● **Instruction**: Will you write out all the entries below exactly?

● **Dataset excerpts**:

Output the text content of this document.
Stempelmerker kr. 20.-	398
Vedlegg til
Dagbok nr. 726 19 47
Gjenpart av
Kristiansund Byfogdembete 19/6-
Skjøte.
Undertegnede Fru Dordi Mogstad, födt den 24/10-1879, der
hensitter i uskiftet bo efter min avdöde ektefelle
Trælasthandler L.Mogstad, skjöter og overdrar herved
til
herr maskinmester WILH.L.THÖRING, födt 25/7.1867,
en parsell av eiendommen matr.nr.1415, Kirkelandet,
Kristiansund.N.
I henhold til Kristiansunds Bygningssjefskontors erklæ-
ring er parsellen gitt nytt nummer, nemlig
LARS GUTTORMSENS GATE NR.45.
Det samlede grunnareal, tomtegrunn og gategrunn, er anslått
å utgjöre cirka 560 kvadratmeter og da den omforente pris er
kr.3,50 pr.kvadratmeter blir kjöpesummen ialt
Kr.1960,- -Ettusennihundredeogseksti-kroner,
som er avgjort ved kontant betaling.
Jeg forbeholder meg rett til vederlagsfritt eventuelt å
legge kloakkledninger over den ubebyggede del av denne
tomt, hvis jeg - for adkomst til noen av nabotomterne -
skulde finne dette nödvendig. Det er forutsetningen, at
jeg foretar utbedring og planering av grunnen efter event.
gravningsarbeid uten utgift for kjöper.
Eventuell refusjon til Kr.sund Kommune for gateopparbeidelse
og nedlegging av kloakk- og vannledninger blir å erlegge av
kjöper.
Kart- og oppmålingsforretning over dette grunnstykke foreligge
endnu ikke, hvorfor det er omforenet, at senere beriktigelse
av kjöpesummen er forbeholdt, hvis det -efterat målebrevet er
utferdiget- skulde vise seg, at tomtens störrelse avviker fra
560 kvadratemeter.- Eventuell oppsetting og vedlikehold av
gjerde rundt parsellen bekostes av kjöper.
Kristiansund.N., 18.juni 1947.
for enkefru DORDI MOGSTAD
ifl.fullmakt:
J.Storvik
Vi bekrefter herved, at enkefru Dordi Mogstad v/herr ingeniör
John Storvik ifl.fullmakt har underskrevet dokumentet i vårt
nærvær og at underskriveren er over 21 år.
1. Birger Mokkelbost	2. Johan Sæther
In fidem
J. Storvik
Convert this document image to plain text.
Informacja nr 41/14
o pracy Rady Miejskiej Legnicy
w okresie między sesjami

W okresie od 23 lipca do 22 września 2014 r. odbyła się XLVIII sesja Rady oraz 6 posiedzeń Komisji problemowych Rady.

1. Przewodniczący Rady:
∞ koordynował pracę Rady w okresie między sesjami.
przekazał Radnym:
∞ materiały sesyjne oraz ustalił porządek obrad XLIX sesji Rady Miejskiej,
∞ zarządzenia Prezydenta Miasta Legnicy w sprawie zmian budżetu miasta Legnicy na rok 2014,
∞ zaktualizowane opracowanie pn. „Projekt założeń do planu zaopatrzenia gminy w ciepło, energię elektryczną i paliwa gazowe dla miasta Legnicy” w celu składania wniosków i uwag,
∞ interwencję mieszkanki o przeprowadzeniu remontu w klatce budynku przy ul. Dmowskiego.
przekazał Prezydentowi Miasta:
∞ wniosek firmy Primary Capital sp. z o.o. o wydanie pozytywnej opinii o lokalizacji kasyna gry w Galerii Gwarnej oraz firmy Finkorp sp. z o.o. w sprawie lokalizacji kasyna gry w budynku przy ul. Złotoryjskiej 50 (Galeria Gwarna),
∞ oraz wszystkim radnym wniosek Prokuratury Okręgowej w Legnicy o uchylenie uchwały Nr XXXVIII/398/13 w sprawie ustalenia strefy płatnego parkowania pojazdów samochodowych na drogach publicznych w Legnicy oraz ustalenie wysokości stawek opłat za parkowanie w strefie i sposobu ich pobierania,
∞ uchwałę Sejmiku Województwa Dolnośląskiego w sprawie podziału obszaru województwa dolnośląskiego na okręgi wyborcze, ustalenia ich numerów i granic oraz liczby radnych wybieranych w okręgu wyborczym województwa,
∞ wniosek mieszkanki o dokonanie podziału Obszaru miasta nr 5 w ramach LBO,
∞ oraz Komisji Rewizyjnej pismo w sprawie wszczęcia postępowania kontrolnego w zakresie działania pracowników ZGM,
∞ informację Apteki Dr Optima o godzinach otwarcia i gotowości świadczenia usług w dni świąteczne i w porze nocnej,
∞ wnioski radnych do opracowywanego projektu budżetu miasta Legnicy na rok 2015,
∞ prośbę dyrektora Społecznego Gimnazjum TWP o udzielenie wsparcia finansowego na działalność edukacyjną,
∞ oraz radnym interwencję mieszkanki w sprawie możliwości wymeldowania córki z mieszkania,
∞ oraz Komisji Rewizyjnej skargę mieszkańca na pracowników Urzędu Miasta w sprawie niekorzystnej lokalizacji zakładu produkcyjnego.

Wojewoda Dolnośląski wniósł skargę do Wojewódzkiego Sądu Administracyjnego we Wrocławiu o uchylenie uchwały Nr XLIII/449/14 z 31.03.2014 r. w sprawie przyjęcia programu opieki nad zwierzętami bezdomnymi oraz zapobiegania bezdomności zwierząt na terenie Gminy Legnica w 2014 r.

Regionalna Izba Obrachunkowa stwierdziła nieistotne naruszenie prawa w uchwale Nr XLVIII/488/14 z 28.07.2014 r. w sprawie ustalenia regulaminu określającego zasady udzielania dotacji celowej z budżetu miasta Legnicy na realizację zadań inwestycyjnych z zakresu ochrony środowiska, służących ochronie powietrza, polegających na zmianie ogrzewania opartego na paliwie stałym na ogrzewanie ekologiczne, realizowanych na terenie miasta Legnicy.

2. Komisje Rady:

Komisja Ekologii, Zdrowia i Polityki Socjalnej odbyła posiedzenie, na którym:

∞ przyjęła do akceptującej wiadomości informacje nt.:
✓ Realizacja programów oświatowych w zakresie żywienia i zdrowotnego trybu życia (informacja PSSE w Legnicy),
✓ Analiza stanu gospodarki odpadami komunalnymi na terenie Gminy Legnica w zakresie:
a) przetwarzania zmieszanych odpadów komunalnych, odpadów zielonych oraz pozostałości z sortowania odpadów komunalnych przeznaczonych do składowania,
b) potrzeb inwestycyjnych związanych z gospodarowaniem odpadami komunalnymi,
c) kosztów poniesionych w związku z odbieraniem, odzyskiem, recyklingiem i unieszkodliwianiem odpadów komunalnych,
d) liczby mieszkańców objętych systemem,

● **Answer**:
Output the text content of this document.
Stempelmerker kr. 20.-	398
Vedlegg til
Dagbok nr. 726 19 47
Gjenpart av
Kristiansund Byfogdembete 19/6-
Skjøte.
Undertegnede Fru Dordi Mogstad, födt den 24/10-1879, der
hensitter i uskiftet bo efter min avdöde ektefelle
Trælasthandler L.Mogstad, skjöter og overdrar herved
til
herr maskinmester WILH.L.THÖRING, födt 25/7.1867,
en parsell av eiendommen matr.nr.1415, Kirkelandet,
Kristiansund.N.
I henhold til Kristiansunds Bygningssjefskontors erklæ-
ring er parsellen gitt nytt nummer, nemlig
LARS GUTTORMSENS GATE NR.45.
Det samlede grunnareal, tomtegrunn og gategrunn, er anslått
å utgjöre cirka 560 kvadratmeter og da den omforente pris er
kr.3,50 pr.kvadratmeter blir kjöpesummen ialt
Kr.1960,- -Ettusennihundredeogseksti-kroner,
som er avgjort ved kontant betaling.
Jeg forbeholder meg rett til vederlagsfritt eventuelt å
legge kloakkledninger over den ubebyggede del av denne
tomt, hvis jeg - for adkomst til noen av nabotomterne -
skulde finne dette nödvendig. Det er forutsetningen, at
jeg foretar utbedring og planering av grunnen efter event.
gravningsarbeid uten utgift for kjöper.
Eventuell refusjon til Kr.sund Kommune for gateopparbeidelse
og nedlegging av kloakk- og vannledninger blir å erlegge av
kjöper.
Kart- og oppmålingsforretning over dette grunnstykke foreligge
endnu ikke, hvorfor det er omforenet, at senere beriktigelse
av kjöpesummen er forbeholdt, hvis det -efterat målebrevet er
utferdiget- skulde vise seg, at tomtens störrelse avviker fra
560 kvadratemeter.- Eventuell oppsetting og vedlikehold av
gjerde rundt parsellen bekostes av kjöper.
Kristiansund.N., 18.juni 1947.
for enkefru DORDI MOGSTAD
ifl.fullmakt:
J.Storvik
Vi bekrefter herved, at enkefru Dordi Mogstad v/herr ingeniör
John Storvik ifl.fullmakt har underskrevet dokumentet i vårt
nærvær og at underskriveren er over 21 år.
1. Birger Mokkelbost	2. Johan Sæther
In fidem
J. Storvik
Convert this document image to plain text.
Informacja nr 41/14
o pracy Rady Miejskiej Legnicy
w okresie między sesjami

W okresie od 23 lipca do 22 września 2014 r. odbyła się XLVIII sesja Rady oraz 6 posiedzeń Komisji problemowych Rady.

1. Przewodniczący Rady:
∞ koordynował pracę Rady w okresie między sesjami.
przekazał Radnym:
∞ materiały sesyjne oraz ustalił porządek obrad XLIX sesji Rady Miejskiej,
∞ zarządzenia Prezydenta Miasta Legnicy w sprawie zmian budżetu miasta Legnicy na rok 2014,
∞ zaktualizowane opracowanie pn. „Projekt założeń do planu zaopatrzenia gminy w ciepło, energię elektryczną i paliwa gazowe dla miasta Legnicy” w celu składania wniosków i uwag,
∞ interwencję mieszkanki o przeprowadzeniu remontu w klatce budynku przy ul. Dmowskiego.
przekazał Prezydentowi Miasta:
∞ wniosek firmy Primary Capital sp. z o.o. o wydanie pozytywnej opinii o lokalizacji kasyna gry w Galerii Gwarnej oraz firmy Finkorp sp. z o.o. w sprawie lokalizacji kasyna gry w budynku przy ul. Złotoryjskiej 50 (Galeria Gwarna),
∞ oraz wszystkim radnym wniosek Prokuratury Okręgowej w Legnicy o uchylenie uchwały Nr XXXVIII/398/13 w sprawie ustalenia strefy płatnego parkowania pojazdów samochodowych na drogach publicznych w Legnicy oraz ustalenie wysokości stawek opłat za parkowanie w strefie i sposobu ich pobierania,
∞ uchwałę Sejmiku Województwa Dolnośląskiego w sprawie podziału obszaru województwa dolnośląskiego na okręgi wyborcze, ustalenia ich numerów i granic oraz liczby radnych wybieranych w okręgu wyborczym województwa,
∞ wniosek mieszkanki o dokonanie podziału Obszaru miasta nr 5 w ramach LBO,
∞ oraz Komisji Rewizyjnej pismo w sprawie wszczęcia postępowania kontrolnego w zakresie działania pracowników ZGM,
∞ informację Apteki Dr Optima o godzinach otwarcia i gotowości świadczenia usług w dni świąteczne i w porze nocnej,
∞ wnioski radnych do opracowywanego projektu budżetu miasta Legnicy na rok 2015,
∞ prośbę dyrektora Społecznego Gimnazjum TWP o udzielenie wsparcia finansowego na działalność edukacyjną,
∞ oraz radnym interwencję mieszkanki w sprawie możliwości wymeldowania córki z mieszkania,
∞ oraz Komisji Rewizyjnej skargę mieszkańca na pracowników Urzędu Miasta w sprawie niekorzystnej lokalizacji zakładu produkcyjnego.

Wojewoda Dolnośląski wniósł skargę do Wojewódzkiego Sądu Administracyjnego we Wrocławiu o uchylenie uchwały Nr XLIII/449/14 z 31.03.2014 r. w sprawie przyjęcia programu opieki nad zwierzętami bezdomnymi oraz zapobiegania bezdomności zwierząt na terenie Gminy Legnica w 2014 r.

Regionalna Izba Obrachunkowa stwierdziła nieistotne naruszenie prawa w uchwale Nr XLVIII/488/14 z 28.07.2014 r. w sprawie ustalenia regulaminu określającego zasady udzielania dotacji celowej z budżetu miasta Legnicy na realizację zadań inwestycyjnych z zakresu ochrony środowiska, służących ochronie powietrza, polegających na zmianie ogrzewania opartego na paliwie stałym na ogrzewanie ekologiczne, realizowanych na terenie miasta Legnicy.

2. Komisje Rady:

Komisja Ekologii, Zdrowia i Polityki Socjalnej odbyła posiedzenie, na którym:

∞ przyjęła do akceptującej wiadomości informacje nt.:
✓ Realizacja programów oświatowych w zakresie żywienia i zdrowotnego trybu życia (informacja PSSE w Legnicy),
✓ Analiza stanu gospodarki odpadami komunalnymi na terenie Gminy Legnica w zakresie:
a) przetwarzania zmieszanych odpadów komunalnych, odpadów zielonych oraz pozostałości z sortowania odpadów komunalnych przeznaczonych do składowania,
b) potrzeb inwestycyjnych związanych z gospodarowaniem odpadami komunalnymi,
c) kosztów poniesionych w związku z odbieraniem, odzyskiem, recyklingiem i unieszkodliwianiem odpadów komunalnych,
d) liczby mieszkańców objętych systemem,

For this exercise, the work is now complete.